**STATED TASK:**
Write down every entry below once more, exactly.

**RECORD LIST:**
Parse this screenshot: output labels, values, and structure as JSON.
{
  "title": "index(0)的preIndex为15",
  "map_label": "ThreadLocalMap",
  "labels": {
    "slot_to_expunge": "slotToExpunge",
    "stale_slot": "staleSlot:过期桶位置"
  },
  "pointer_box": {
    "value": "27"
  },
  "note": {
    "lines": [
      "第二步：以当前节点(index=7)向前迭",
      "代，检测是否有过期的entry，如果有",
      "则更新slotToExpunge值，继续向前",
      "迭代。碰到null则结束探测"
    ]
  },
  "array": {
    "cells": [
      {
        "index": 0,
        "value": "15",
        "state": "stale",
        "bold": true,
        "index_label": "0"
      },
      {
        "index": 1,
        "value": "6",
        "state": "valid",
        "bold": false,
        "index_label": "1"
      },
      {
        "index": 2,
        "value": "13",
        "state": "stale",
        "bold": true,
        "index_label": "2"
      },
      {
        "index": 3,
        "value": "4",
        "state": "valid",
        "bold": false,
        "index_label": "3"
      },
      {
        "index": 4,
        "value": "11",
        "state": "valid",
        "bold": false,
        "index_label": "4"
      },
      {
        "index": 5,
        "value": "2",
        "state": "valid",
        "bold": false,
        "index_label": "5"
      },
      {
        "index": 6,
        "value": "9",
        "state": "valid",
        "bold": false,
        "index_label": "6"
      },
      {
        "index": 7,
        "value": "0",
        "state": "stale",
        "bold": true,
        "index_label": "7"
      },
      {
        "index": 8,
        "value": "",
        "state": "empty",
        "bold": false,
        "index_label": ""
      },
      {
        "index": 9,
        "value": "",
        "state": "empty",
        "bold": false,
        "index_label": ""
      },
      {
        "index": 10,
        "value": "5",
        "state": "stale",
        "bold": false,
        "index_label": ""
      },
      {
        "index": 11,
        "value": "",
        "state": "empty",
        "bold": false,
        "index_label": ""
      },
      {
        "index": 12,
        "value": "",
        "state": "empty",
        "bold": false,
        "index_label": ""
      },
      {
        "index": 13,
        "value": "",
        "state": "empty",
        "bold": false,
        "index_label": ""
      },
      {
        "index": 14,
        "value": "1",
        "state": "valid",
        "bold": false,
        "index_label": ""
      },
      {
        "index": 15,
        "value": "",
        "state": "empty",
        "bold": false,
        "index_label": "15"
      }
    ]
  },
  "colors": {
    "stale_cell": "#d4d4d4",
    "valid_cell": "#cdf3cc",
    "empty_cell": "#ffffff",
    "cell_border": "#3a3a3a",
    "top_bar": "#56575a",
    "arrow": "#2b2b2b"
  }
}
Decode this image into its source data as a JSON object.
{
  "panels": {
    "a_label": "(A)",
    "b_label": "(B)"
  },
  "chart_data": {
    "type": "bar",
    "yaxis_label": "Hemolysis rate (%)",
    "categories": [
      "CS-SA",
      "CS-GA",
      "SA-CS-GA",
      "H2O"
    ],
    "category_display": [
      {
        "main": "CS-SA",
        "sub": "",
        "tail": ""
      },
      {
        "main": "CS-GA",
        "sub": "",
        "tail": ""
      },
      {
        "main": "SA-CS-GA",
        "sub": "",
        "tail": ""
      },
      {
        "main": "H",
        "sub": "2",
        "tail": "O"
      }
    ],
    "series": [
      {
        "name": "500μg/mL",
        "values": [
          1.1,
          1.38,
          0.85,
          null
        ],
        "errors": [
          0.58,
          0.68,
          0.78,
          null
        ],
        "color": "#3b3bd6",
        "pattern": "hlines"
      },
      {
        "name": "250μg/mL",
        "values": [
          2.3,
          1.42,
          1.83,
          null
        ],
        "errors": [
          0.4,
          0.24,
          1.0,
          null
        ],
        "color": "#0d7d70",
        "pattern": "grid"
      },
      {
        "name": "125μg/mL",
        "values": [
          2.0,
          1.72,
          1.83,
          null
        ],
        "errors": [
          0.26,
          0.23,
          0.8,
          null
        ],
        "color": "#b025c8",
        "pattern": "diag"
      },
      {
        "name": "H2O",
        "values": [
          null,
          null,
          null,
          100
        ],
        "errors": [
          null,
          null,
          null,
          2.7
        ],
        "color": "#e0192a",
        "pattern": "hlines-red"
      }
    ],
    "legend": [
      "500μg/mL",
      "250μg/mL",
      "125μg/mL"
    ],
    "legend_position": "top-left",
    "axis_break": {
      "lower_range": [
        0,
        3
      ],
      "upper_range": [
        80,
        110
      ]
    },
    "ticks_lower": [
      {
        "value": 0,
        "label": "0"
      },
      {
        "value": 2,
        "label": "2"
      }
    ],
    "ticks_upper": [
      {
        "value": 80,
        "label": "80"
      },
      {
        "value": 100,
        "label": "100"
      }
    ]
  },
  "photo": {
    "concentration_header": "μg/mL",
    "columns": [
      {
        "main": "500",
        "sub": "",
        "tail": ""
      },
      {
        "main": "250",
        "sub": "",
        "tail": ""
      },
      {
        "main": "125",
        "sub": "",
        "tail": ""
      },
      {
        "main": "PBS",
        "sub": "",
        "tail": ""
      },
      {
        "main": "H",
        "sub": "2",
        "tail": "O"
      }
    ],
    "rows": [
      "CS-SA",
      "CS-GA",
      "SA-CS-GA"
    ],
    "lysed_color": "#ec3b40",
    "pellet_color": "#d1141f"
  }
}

**WRITTEN SOLUTION:**
Parse this screenshot: output labels, values, and structure as JSON.
{
  "title": "index(0)的preIndex为15",
  "map_label": "ThreadLocalMap",
  "labels": {
    "slot_to_expunge": "slotToExpunge",
    "stale_slot": "staleSlot:过期桶位置"
  },
  "pointer_box": {
    "value": "27"
  },
  "note": {
    "lines": [
      "第二步：以当前节点(index=7)向前迭",
      "代，检测是否有过期的entry，如果有",
      "则更新slotToExpunge值，继续向前",
      "迭代。碰到null则结束探测"
    ]
  },
  "array": {
    "cells": [
      {
        "index": 0,
        "value": "15",
        "state": "stale",
        "bold": true,
        "index_label": "0"
      },
      {
        "index": 1,
        "value": "6",
        "state": "valid",
        "bold": false,
        "index_label": "1"
      },
      {
        "index": 2,
        "value": "13",
        "state": "stale",
        "bold": true,
        "index_label": "2"
      },
      {
        "index": 3,
        "value": "4",
        "state": "valid",
        "bold": false,
        "index_label": "3"
      },
      {
        "index": 4,
        "value": "11",
        "state": "valid",
        "bold": false,
        "index_label": "4"
      },
      {
        "index": 5,
        "value": "2",
        "state": "valid",
        "bold": false,
        "index_label": "5"
      },
      {
        "index": 6,
        "value": "9",
        "state": "valid",
        "bold": false,
        "index_label": "6"
      },
      {
        "index": 7,
        "value": "0",
        "state": "stale",
        "bold": true,
        "index_label": "7"
      },
      {
        "index": 8,
        "value": "",
        "state": "empty",
        "bold": false,
        "index_label": ""
      },
      {
        "index": 9,
        "value": "",
        "state": "empty",
        "bold": false,
        "index_label": ""
      },
      {
        "index": 10,
        "value": "5",
        "state": "stale",
        "bold": false,
        "index_label": ""
      },
      {
        "index": 11,
        "value": "",
        "state": "empty",
        "bold": false,
        "index_label": ""
      },
      {
        "index": 12,
        "value": "",
        "state": "empty",
        "bold": false,
        "index_label": ""
      },
      {
        "index": 13,
        "value": "",
        "state": "empty",
        "bold": false,
        "index_label": ""
      },
      {
        "index": 14,
        "value": "1",
        "state": "valid",
        "bold": false,
        "index_label": ""
      },
      {
        "index": 15,
        "value": "",
        "state": "empty",
        "bold": false,
        "index_label": "15"
      }
    ]
  },
  "colors": {
    "stale_cell": "#d4d4d4",
    "valid_cell": "#cdf3cc",
    "empty_cell": "#ffffff",
    "cell_border": "#3a3a3a",
    "top_bar": "#56575a",
    "arrow": "#2b2b2b"
  }
}
Decode this image into its source data as a JSON object.
{
  "panels": {
    "a_label": "(A)",
    "b_label": "(B)"
  },
  "chart_data": {
    "type": "bar",
    "yaxis_label": "Hemolysis rate (%)",
    "categories": [
      "CS-SA",
      "CS-GA",
      "SA-CS-GA",
      "H2O"
    ],
    "category_display": [
      {
        "main": "CS-SA",
        "sub": "",
        "tail": ""
      },
      {
        "main": "CS-GA",
        "sub": "",
        "tail": ""
      },
      {
        "main": "SA-CS-GA",
        "sub": "",
        "tail": ""
      },
      {
        "main": "H",
        "sub": "2",
        "tail": "O"
      }
    ],
    "series": [
      {
        "name": "500μg/mL",
        "values": [
          1.1,
          1.38,
          0.85,
          null
        ],
        "errors": [
          0.58,
          0.68,
          0.78,
          null
        ],
        "color": "#3b3bd6",
        "pattern": "hlines"
      },
      {
        "name": "250μg/mL",
        "values": [
          2.3,
          1.42,
          1.83,
          null
        ],
        "errors": [
          0.4,
          0.24,
          1.0,
          null
        ],
        "color": "#0d7d70",
        "pattern": "grid"
      },
      {
        "name": "125μg/mL",
        "values": [
          2.0,
          1.72,
          1.83,
          null
        ],
        "errors": [
          0.26,
          0.23,
          0.8,
          null
        ],
        "color": "#b025c8",
        "pattern": "diag"
      },
      {
        "name": "H2O",
        "values": [
          null,
          null,
          null,
          100
        ],
        "errors": [
          null,
          null,
          null,
          2.7
        ],
        "color": "#e0192a",
        "pattern": "hlines-red"
      }
    ],
    "legend": [
      "500μg/mL",
      "250μg/mL",
      "125μg/mL"
    ],
    "legend_position": "top-left",
    "axis_break": {
      "lower_range": [
        0,
        3
      ],
      "upper_range": [
        80,
        110
      ]
    },
    "ticks_lower": [
      {
        "value": 0,
        "label": "0"
      },
      {
        "value": 2,
        "label": "2"
      }
    ],
    "ticks_upper": [
      {
        "value": 80,
        "label": "80"
      },
      {
        "value": 100,
        "label": "100"
      }
    ]
  },
  "photo": {
    "concentration_header": "μg/mL",
    "columns": [
      {
        "main": "500",
        "sub": "",
        "tail": ""
      },
      {
        "main": "250",
        "sub": "",
        "tail": ""
      },
      {
        "main": "125",
        "sub": "",
        "tail": ""
      },
      {
        "main": "PBS",
        "sub": "",
        "tail": ""
      },
      {
        "main": "H",
        "sub": "2",
        "tail": "O"
      }
    ],
    "rows": [
      "CS-SA",
      "CS-GA",
      "SA-CS-GA"
    ],
    "lysed_color": "#ec3b40",
    "pellet_color": "#d1141f"
  }
}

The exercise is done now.